**Input for this task:**
★ ★ ★

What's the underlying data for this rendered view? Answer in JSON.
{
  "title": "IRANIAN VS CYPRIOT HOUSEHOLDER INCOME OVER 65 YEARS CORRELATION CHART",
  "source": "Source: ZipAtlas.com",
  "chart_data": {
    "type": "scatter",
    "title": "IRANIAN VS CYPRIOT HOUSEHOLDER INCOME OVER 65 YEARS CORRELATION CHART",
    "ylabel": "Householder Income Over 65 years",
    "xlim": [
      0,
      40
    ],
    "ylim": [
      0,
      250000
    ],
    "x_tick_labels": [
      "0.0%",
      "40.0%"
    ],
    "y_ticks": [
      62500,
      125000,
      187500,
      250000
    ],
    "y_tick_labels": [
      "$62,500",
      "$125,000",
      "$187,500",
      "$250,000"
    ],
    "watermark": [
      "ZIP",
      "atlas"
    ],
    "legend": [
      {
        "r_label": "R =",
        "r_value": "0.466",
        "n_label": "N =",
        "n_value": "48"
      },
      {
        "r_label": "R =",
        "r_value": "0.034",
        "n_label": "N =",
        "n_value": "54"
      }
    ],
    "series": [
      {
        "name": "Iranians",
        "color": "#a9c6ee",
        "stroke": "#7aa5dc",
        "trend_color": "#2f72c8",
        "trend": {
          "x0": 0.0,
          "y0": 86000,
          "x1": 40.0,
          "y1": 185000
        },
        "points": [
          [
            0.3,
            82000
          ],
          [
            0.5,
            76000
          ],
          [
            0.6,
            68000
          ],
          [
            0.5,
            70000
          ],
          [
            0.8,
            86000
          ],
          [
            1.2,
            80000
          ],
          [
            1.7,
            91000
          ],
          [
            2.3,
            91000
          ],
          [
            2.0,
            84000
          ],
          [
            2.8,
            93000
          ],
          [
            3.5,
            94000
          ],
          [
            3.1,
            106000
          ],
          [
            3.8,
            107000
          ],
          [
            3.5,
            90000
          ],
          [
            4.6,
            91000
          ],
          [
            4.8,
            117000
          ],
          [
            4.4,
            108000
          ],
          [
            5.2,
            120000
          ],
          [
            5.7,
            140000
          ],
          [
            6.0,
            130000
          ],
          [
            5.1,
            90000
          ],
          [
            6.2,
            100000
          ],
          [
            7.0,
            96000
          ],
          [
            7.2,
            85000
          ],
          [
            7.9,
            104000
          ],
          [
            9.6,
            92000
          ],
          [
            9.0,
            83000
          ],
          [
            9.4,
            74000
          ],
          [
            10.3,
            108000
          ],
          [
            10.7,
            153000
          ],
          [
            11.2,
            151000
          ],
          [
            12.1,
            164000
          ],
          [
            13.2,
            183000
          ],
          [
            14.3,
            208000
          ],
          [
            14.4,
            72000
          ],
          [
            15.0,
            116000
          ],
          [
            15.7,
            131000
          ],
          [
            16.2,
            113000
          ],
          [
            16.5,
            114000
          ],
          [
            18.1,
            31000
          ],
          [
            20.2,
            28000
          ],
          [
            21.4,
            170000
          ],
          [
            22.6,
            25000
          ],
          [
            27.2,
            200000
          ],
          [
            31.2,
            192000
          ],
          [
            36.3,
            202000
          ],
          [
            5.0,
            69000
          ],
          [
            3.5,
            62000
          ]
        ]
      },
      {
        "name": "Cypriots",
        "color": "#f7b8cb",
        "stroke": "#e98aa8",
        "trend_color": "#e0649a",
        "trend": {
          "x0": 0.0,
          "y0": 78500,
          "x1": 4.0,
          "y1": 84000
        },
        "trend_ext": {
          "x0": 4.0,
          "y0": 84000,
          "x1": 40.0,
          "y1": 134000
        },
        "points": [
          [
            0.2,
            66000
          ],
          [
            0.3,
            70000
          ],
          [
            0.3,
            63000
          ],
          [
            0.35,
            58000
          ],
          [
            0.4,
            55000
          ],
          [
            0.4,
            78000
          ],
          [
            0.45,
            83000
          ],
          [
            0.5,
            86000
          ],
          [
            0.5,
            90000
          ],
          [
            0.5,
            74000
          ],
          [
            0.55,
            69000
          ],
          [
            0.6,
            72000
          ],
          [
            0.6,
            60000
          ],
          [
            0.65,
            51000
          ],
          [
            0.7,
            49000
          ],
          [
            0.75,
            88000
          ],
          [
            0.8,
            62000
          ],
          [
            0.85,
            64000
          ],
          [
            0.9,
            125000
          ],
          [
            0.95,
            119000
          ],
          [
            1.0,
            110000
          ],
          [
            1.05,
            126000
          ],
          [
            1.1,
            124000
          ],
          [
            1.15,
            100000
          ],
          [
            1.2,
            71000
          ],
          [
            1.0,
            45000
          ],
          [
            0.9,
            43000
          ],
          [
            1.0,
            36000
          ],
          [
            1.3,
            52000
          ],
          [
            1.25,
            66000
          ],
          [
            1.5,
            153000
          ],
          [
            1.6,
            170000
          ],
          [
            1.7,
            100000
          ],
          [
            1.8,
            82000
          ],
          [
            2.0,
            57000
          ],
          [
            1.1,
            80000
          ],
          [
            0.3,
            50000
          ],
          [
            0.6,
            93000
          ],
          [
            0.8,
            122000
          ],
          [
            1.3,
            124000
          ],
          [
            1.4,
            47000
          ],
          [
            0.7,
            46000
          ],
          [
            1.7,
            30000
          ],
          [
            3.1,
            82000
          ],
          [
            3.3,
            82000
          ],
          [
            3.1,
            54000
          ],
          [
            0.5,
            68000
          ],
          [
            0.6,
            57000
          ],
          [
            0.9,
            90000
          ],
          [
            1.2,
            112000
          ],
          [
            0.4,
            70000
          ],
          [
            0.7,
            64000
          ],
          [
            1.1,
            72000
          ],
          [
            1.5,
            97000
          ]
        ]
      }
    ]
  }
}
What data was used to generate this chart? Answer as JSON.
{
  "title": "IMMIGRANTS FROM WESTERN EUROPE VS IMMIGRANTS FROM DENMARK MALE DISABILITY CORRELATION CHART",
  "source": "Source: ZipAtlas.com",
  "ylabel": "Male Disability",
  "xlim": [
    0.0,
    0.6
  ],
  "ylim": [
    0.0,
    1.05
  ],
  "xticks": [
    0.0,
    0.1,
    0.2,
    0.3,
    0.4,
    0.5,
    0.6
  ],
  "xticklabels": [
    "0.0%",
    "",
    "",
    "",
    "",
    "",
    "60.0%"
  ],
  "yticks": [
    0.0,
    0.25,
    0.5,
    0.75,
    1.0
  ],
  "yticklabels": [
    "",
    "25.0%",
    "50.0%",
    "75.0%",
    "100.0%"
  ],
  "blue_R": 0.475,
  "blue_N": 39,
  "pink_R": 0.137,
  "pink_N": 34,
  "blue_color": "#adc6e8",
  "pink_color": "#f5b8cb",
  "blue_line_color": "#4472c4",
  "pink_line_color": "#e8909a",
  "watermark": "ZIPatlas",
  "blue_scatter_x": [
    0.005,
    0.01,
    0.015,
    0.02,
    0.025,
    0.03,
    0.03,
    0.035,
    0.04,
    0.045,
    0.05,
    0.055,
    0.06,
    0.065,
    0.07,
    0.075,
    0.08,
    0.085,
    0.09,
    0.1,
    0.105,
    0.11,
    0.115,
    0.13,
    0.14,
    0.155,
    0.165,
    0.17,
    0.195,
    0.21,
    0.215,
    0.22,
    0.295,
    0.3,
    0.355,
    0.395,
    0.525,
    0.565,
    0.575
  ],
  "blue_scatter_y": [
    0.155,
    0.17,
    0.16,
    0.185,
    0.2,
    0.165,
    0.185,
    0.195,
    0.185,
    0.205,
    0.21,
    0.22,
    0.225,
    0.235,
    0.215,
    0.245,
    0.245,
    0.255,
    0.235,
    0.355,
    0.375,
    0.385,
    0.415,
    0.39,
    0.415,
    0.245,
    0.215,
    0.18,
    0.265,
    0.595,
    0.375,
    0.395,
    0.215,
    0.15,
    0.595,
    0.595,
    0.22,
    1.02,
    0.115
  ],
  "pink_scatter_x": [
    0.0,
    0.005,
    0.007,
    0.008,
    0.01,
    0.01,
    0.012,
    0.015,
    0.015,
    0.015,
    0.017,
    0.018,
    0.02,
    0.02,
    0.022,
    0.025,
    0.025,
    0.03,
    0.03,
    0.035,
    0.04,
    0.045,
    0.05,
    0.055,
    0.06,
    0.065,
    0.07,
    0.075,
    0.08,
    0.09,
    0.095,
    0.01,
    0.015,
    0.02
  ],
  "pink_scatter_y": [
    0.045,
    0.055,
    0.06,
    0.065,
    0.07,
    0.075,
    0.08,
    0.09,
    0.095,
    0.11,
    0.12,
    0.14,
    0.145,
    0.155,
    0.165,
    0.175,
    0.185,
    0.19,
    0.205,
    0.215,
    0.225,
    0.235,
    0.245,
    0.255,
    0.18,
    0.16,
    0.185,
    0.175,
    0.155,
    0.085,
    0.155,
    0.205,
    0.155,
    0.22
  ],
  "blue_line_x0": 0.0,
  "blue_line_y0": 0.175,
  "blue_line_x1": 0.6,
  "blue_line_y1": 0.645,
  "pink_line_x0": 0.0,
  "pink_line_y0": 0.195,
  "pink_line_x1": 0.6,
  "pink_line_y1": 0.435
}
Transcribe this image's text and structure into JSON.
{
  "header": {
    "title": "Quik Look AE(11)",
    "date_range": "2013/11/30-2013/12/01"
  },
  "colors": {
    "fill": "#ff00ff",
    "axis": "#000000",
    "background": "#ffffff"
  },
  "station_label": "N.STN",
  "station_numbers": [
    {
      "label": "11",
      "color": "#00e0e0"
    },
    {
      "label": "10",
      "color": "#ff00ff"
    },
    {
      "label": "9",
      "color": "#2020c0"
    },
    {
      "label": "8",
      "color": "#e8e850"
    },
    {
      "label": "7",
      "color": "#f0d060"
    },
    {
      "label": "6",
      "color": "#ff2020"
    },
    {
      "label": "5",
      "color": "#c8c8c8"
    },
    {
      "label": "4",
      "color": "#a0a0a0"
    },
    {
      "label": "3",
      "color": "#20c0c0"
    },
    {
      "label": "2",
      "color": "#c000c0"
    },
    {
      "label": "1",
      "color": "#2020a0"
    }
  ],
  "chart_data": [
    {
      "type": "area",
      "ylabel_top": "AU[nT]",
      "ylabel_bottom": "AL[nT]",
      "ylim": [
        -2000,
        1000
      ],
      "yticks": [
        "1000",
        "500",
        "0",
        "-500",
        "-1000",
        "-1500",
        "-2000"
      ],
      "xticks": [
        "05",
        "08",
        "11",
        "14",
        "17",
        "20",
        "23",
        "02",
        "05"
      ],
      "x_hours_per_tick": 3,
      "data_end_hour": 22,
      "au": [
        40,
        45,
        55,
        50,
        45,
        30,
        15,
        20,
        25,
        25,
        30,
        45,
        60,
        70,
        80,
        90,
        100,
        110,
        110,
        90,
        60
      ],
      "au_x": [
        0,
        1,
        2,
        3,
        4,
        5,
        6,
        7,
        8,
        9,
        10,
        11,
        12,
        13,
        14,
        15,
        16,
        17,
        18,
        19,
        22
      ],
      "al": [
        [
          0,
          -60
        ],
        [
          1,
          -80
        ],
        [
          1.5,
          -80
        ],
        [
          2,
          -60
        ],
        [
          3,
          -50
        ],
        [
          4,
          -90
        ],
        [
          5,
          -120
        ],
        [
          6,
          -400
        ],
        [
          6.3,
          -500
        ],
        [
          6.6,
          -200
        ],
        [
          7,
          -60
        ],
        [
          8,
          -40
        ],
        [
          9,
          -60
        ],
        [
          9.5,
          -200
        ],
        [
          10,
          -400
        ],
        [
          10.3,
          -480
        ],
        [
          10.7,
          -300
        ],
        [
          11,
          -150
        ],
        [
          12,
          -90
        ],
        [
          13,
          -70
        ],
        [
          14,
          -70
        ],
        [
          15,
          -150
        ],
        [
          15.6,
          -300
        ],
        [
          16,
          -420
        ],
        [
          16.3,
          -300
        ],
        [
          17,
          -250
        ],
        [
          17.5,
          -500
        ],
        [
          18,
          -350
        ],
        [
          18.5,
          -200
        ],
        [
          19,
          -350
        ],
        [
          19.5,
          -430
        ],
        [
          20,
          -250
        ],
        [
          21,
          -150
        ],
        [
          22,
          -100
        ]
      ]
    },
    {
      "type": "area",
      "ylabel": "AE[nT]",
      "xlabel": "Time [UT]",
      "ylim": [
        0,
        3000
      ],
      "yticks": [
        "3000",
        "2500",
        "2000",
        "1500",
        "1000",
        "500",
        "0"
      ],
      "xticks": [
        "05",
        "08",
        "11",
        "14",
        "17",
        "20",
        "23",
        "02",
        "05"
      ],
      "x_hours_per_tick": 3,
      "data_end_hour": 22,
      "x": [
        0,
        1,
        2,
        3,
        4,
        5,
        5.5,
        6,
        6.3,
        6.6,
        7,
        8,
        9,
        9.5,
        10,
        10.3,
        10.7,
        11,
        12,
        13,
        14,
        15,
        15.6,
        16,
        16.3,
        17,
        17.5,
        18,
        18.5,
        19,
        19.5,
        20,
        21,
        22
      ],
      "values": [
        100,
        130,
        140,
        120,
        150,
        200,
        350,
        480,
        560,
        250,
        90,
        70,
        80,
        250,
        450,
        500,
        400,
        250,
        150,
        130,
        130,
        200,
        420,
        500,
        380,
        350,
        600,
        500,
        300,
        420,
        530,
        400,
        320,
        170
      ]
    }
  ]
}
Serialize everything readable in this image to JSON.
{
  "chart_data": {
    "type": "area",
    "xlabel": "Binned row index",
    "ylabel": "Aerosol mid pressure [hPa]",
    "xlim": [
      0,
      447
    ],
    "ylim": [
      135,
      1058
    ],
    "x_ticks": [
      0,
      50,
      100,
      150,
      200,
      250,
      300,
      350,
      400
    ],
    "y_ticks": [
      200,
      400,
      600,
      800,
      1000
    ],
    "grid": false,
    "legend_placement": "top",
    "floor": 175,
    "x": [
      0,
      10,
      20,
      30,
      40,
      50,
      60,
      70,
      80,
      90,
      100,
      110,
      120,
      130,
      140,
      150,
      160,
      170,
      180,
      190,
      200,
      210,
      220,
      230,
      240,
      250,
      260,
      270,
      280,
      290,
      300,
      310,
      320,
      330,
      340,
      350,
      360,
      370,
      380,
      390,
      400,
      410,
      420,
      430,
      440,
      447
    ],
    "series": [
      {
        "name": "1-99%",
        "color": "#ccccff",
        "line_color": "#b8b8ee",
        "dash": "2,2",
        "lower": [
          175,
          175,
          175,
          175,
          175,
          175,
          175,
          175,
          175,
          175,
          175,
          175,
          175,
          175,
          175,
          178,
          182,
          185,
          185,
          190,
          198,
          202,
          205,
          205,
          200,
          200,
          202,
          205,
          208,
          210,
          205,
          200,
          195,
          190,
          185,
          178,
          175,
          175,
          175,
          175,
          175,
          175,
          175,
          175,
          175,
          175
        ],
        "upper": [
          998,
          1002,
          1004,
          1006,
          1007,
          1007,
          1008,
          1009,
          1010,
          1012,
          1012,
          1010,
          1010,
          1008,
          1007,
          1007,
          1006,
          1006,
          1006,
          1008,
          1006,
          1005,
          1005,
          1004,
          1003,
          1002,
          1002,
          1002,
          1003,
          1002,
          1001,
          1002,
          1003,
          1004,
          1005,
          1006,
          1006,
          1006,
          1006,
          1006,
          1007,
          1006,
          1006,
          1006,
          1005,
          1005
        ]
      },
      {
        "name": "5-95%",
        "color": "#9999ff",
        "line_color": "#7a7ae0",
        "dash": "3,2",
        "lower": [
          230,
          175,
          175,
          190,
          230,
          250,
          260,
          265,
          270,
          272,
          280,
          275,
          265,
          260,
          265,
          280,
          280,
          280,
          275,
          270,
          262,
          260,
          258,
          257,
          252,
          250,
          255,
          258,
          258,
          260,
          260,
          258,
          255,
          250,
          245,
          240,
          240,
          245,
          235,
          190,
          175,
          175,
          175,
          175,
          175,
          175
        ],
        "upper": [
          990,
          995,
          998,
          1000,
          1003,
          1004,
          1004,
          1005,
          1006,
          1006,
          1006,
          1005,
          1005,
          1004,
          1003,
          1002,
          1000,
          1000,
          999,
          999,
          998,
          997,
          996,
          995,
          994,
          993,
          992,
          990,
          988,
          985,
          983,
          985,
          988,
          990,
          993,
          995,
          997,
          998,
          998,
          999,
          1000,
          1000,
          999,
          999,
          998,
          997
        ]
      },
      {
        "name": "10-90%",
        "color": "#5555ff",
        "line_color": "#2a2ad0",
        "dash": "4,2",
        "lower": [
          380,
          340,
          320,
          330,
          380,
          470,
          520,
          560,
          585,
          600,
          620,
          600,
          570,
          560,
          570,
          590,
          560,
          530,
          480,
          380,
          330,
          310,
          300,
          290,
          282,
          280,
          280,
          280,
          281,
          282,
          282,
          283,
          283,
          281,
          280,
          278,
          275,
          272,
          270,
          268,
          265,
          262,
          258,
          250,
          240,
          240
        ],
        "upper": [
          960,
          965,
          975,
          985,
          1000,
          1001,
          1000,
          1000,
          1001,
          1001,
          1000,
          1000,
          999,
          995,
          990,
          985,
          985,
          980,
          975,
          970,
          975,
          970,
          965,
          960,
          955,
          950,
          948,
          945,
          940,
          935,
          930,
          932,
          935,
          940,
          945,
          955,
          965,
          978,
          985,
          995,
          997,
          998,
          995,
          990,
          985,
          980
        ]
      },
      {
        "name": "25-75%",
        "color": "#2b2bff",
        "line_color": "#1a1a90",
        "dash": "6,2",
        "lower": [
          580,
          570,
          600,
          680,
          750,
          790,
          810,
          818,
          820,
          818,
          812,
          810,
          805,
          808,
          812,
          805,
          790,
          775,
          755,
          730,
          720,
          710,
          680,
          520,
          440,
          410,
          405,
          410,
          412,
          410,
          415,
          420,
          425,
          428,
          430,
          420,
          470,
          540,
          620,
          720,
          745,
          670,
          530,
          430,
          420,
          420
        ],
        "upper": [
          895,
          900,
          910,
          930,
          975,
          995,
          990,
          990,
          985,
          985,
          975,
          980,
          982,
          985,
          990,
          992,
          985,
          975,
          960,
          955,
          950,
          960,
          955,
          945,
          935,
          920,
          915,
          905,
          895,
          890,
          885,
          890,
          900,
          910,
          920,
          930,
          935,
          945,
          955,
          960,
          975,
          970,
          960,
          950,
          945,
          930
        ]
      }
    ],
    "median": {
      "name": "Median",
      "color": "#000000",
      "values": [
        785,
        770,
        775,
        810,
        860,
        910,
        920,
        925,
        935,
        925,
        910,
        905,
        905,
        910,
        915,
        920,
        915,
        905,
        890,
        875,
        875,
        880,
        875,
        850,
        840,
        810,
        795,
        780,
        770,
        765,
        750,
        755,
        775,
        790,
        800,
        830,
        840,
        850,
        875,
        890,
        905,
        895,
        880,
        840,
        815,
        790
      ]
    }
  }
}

★ ★ ★

**Given instruction:** Scan the material line by line and report each one that contains "Answer".

**Finished task:**
What's the underlying data for this rendered view? Answer in JSON.
What data was used to generate this chart? Answer as JSON.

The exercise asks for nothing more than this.